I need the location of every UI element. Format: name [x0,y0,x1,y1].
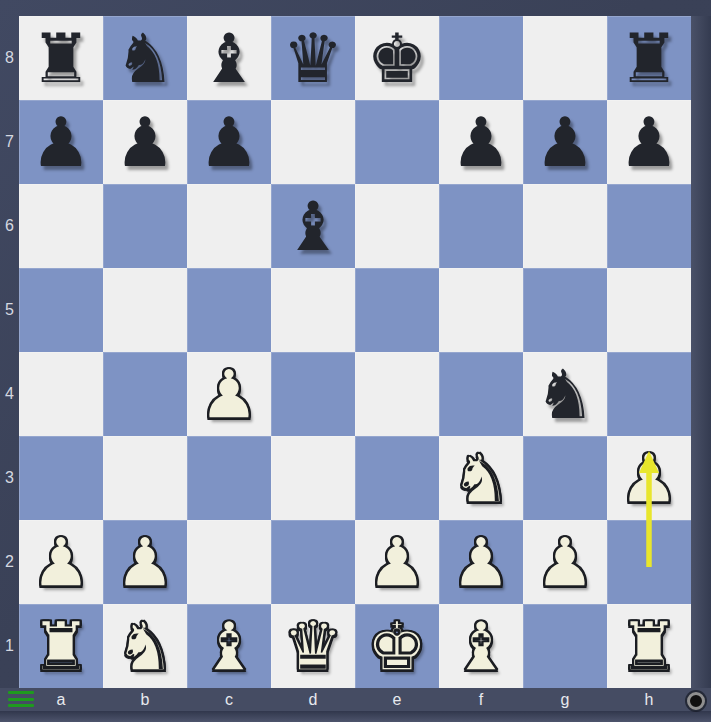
square-e1[interactable]: ♚ [355,604,439,688]
square-a4[interactable] [19,352,103,436]
rank-label-3: 3 [0,436,19,520]
square-g6[interactable] [523,184,607,268]
menu-bar [8,704,34,707]
white-knight-piece[interactable]: ♞ [451,445,512,513]
file-label-c: c [187,688,271,711]
white-pawn-piece[interactable]: ♟ [451,529,512,597]
white-knight-piece[interactable]: ♞ [115,613,176,681]
black-pawn-piece[interactable]: ♟ [31,109,92,177]
white-pawn-piece[interactable]: ♟ [619,445,680,513]
black-pawn-piece[interactable]: ♟ [451,109,512,177]
square-d8[interactable]: ♛ [271,16,355,100]
square-a6[interactable] [19,184,103,268]
square-f3[interactable]: ♞ [439,436,523,520]
square-h4[interactable] [607,352,691,436]
square-b2[interactable]: ♟ [103,520,187,604]
white-pawn-piece[interactable]: ♟ [535,529,596,597]
black-rook-piece[interactable]: ♜ [31,25,92,93]
file-label-g: g [523,688,607,711]
square-f1[interactable]: ♝ [439,604,523,688]
square-g2[interactable]: ♟ [523,520,607,604]
square-a1[interactable]: ♜ [19,604,103,688]
rank-label-6: 6 [0,184,19,268]
square-h7[interactable]: ♟ [607,100,691,184]
square-d4[interactable] [271,352,355,436]
square-h2[interactable] [607,520,691,604]
file-label-f: f [439,688,523,711]
rank-label-7: 7 [0,100,19,184]
square-b3[interactable] [103,436,187,520]
square-g4[interactable]: ♞ [523,352,607,436]
black-pawn-piece[interactable]: ♟ [115,109,176,177]
square-c3[interactable] [187,436,271,520]
rank-label-1: 1 [0,604,19,688]
bottom-band [0,711,711,722]
square-d3[interactable] [271,436,355,520]
rank-label-2: 2 [0,520,19,604]
square-h1[interactable]: ♜ [607,604,691,688]
menu-bar [8,691,34,694]
square-b6[interactable] [103,184,187,268]
square-a3[interactable] [19,436,103,520]
white-pawn-piece[interactable]: ♟ [199,361,260,429]
square-c4[interactable]: ♟ [187,352,271,436]
white-rook-piece[interactable]: ♜ [31,613,92,681]
square-e7[interactable] [355,100,439,184]
square-g5[interactable] [523,268,607,352]
white-pawn-piece[interactable]: ♟ [31,529,92,597]
file-labels: abcdefgh [19,688,691,711]
square-c5[interactable] [187,268,271,352]
file-label-e: e [355,688,439,711]
square-f5[interactable] [439,268,523,352]
square-a2[interactable]: ♟ [19,520,103,604]
square-c2[interactable] [187,520,271,604]
menu-icon[interactable] [8,691,34,707]
rank-label-8: 8 [0,16,19,100]
square-a5[interactable] [19,268,103,352]
square-b1[interactable]: ♞ [103,604,187,688]
square-c8[interactable]: ♝ [187,16,271,100]
square-f7[interactable]: ♟ [439,100,523,184]
square-b7[interactable]: ♟ [103,100,187,184]
white-bishop-piece[interactable]: ♝ [451,613,512,681]
square-d1[interactable]: ♛ [271,604,355,688]
square-d6[interactable]: ♝ [271,184,355,268]
white-king-piece[interactable]: ♚ [367,613,428,681]
white-rook-piece[interactable]: ♜ [619,613,680,681]
square-f6[interactable] [439,184,523,268]
square-b5[interactable] [103,268,187,352]
square-d7[interactable] [271,100,355,184]
rank-labels: 87654321 [0,16,19,688]
black-pawn-piece[interactable]: ♟ [619,109,680,177]
black-bishop-piece[interactable]: ♝ [283,193,344,261]
square-a7[interactable]: ♟ [19,100,103,184]
square-e2[interactable]: ♟ [355,520,439,604]
square-f4[interactable] [439,352,523,436]
black-pawn-piece[interactable]: ♟ [535,109,596,177]
black-rook-piece[interactable]: ♜ [619,25,680,93]
square-g3[interactable] [523,436,607,520]
black-knight-piece[interactable]: ♞ [115,25,176,93]
board-right-frame [691,16,711,688]
black-queen-piece[interactable]: ♛ [283,25,344,93]
square-b8[interactable]: ♞ [103,16,187,100]
square-b4[interactable] [103,352,187,436]
square-e3[interactable] [355,436,439,520]
square-a8[interactable]: ♜ [19,16,103,100]
square-h6[interactable] [607,184,691,268]
square-d2[interactable] [271,520,355,604]
file-label-b: b [103,688,187,711]
white-pawn-piece[interactable]: ♟ [367,529,428,597]
square-c1[interactable]: ♝ [187,604,271,688]
square-e5[interactable] [355,268,439,352]
square-h8[interactable]: ♜ [607,16,691,100]
black-king-piece[interactable]: ♚ [367,25,428,93]
menu-bar [8,698,34,701]
square-g1[interactable] [523,604,607,688]
white-bishop-piece[interactable]: ♝ [199,613,260,681]
file-label-h: h [607,688,691,711]
record-icon[interactable] [687,692,705,710]
square-c7[interactable]: ♟ [187,100,271,184]
square-e4[interactable] [355,352,439,436]
square-c6[interactable] [187,184,271,268]
square-e6[interactable] [355,184,439,268]
chess-board: ♜♞♝♛♚♜♟♟♟♟♟♟♝♟♞♞♟♟♟♟♟♟♜♞♝♛♚♝♜ [19,16,691,688]
rank-label-4: 4 [0,352,19,436]
chess-app-window: ♜♞♝♛♚♜♟♟♟♟♟♟♝♟♞♞♟♟♟♟♟♟♜♞♝♛♚♝♜ 87654321 a… [0,0,711,722]
black-pawn-piece[interactable]: ♟ [199,109,260,177]
file-label-d: d [271,688,355,711]
square-g7[interactable]: ♟ [523,100,607,184]
square-e8[interactable]: ♚ [355,16,439,100]
square-d5[interactable] [271,268,355,352]
white-queen-piece[interactable]: ♛ [283,613,344,681]
white-pawn-piece[interactable]: ♟ [115,529,176,597]
black-bishop-piece[interactable]: ♝ [199,25,260,93]
square-f8[interactable] [439,16,523,100]
square-h3[interactable]: ♟ [607,436,691,520]
square-h5[interactable] [607,268,691,352]
square-f2[interactable]: ♟ [439,520,523,604]
black-knight-piece[interactable]: ♞ [535,361,596,429]
rank-label-5: 5 [0,268,19,352]
square-g8[interactable] [523,16,607,100]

- _Set problem_
Copy these records line for line, leaving out the pictures.

- _Result_
I need the location of every UI element. Format: name [x0,y0,x1,y1].
square-e1[interactable]: ♚ [355,604,439,688]
square-a4[interactable] [19,352,103,436]
rank-label-3: 3 [0,436,19,520]
square-g6[interactable] [523,184,607,268]
menu-bar [8,704,34,707]
white-knight-piece[interactable]: ♞ [451,445,512,513]
file-label-c: c [187,688,271,711]
white-pawn-piece[interactable]: ♟ [451,529,512,597]
white-knight-piece[interactable]: ♞ [115,613,176,681]
black-pawn-piece[interactable]: ♟ [31,109,92,177]
white-pawn-piece[interactable]: ♟ [619,445,680,513]
black-pawn-piece[interactable]: ♟ [451,109,512,177]
square-d8[interactable]: ♛ [271,16,355,100]
square-a6[interactable] [19,184,103,268]
square-f3[interactable]: ♞ [439,436,523,520]
square-h4[interactable] [607,352,691,436]
square-b2[interactable]: ♟ [103,520,187,604]
white-pawn-piece[interactable]: ♟ [535,529,596,597]
black-rook-piece[interactable]: ♜ [31,25,92,93]
file-label-g: g [523,688,607,711]
square-f1[interactable]: ♝ [439,604,523,688]
square-g2[interactable]: ♟ [523,520,607,604]
square-a1[interactable]: ♜ [19,604,103,688]
rank-label-6: 6 [0,184,19,268]
square-h7[interactable]: ♟ [607,100,691,184]
square-d4[interactable] [271,352,355,436]
square-h2[interactable] [607,520,691,604]
file-label-f: f [439,688,523,711]
rank-label-7: 7 [0,100,19,184]
square-b3[interactable] [103,436,187,520]
square-g4[interactable]: ♞ [523,352,607,436]
black-pawn-piece[interactable]: ♟ [115,109,176,177]
square-c3[interactable] [187,436,271,520]
rank-label-1: 1 [0,604,19,688]
bottom-band [0,711,711,722]
square-d3[interactable] [271,436,355,520]
rank-label-2: 2 [0,520,19,604]
square-h1[interactable]: ♜ [607,604,691,688]
menu-bar [8,691,34,694]
square-b6[interactable] [103,184,187,268]
square-a3[interactable] [19,436,103,520]
white-pawn-piece[interactable]: ♟ [199,361,260,429]
square-c4[interactable]: ♟ [187,352,271,436]
white-rook-piece[interactable]: ♜ [31,613,92,681]
square-e7[interactable] [355,100,439,184]
square-g5[interactable] [523,268,607,352]
white-pawn-piece[interactable]: ♟ [31,529,92,597]
file-labels: abcdefgh [19,688,691,711]
square-c5[interactable] [187,268,271,352]
file-label-e: e [355,688,439,711]
square-f5[interactable] [439,268,523,352]
square-a2[interactable]: ♟ [19,520,103,604]
square-c2[interactable] [187,520,271,604]
menu-icon[interactable] [8,691,34,707]
rank-label-8: 8 [0,16,19,100]
square-a5[interactable] [19,268,103,352]
square-b1[interactable]: ♞ [103,604,187,688]
square-c8[interactable]: ♝ [187,16,271,100]
square-f7[interactable]: ♟ [439,100,523,184]
square-b7[interactable]: ♟ [103,100,187,184]
white-bishop-piece[interactable]: ♝ [451,613,512,681]
square-d1[interactable]: ♛ [271,604,355,688]
square-d6[interactable]: ♝ [271,184,355,268]
white-king-piece[interactable]: ♚ [367,613,428,681]
white-rook-piece[interactable]: ♜ [619,613,680,681]
square-f6[interactable] [439,184,523,268]
square-b5[interactable] [103,268,187,352]
square-d7[interactable] [271,100,355,184]
rank-labels: 87654321 [0,16,19,688]
black-pawn-piece[interactable]: ♟ [619,109,680,177]
black-bishop-piece[interactable]: ♝ [283,193,344,261]
square-a7[interactable]: ♟ [19,100,103,184]
square-e2[interactable]: ♟ [355,520,439,604]
square-f4[interactable] [439,352,523,436]
black-pawn-piece[interactable]: ♟ [535,109,596,177]
black-rook-piece[interactable]: ♜ [619,25,680,93]
square-g3[interactable] [523,436,607,520]
black-knight-piece[interactable]: ♞ [115,25,176,93]
board-right-frame [691,16,711,688]
black-queen-piece[interactable]: ♛ [283,25,344,93]
square-b8[interactable]: ♞ [103,16,187,100]
square-b4[interactable] [103,352,187,436]
square-e3[interactable] [355,436,439,520]
square-a8[interactable]: ♜ [19,16,103,100]
square-h6[interactable] [607,184,691,268]
square-d2[interactable] [271,520,355,604]
file-label-b: b [103,688,187,711]
white-pawn-piece[interactable]: ♟ [367,529,428,597]
square-c1[interactable]: ♝ [187,604,271,688]
square-e5[interactable] [355,268,439,352]
square-h8[interactable]: ♜ [607,16,691,100]
black-king-piece[interactable]: ♚ [367,25,428,93]
menu-bar [8,698,34,701]
square-g1[interactable] [523,604,607,688]
white-bishop-piece[interactable]: ♝ [199,613,260,681]
file-label-h: h [607,688,691,711]
record-icon[interactable] [687,692,705,710]
square-c7[interactable]: ♟ [187,100,271,184]
square-e4[interactable] [355,352,439,436]
square-c6[interactable] [187,184,271,268]
square-e6[interactable] [355,184,439,268]
chess-board: ♜♞♝♛♚♜♟♟♟♟♟♟♝♟♞♞♟♟♟♟♟♟♜♞♝♛♚♝♜ [19,16,691,688]
rank-label-4: 4 [0,352,19,436]
chess-app-window: ♜♞♝♛♚♜♟♟♟♟♟♟♝♟♞♞♟♟♟♟♟♟♜♞♝♛♚♝♜ 87654321 a… [0,0,711,722]
black-pawn-piece[interactable]: ♟ [199,109,260,177]
file-label-d: d [271,688,355,711]
square-g7[interactable]: ♟ [523,100,607,184]
square-e8[interactable]: ♚ [355,16,439,100]
square-d5[interactable] [271,268,355,352]
white-queen-piece[interactable]: ♛ [283,613,344,681]
white-pawn-piece[interactable]: ♟ [115,529,176,597]
black-bishop-piece[interactable]: ♝ [199,25,260,93]
square-f8[interactable] [439,16,523,100]
square-h3[interactable]: ♟ [607,436,691,520]
square-h5[interactable] [607,268,691,352]
square-f2[interactable]: ♟ [439,520,523,604]
black-knight-piece[interactable]: ♞ [535,361,596,429]
rank-label-5: 5 [0,268,19,352]
square-g8[interactable] [523,16,607,100]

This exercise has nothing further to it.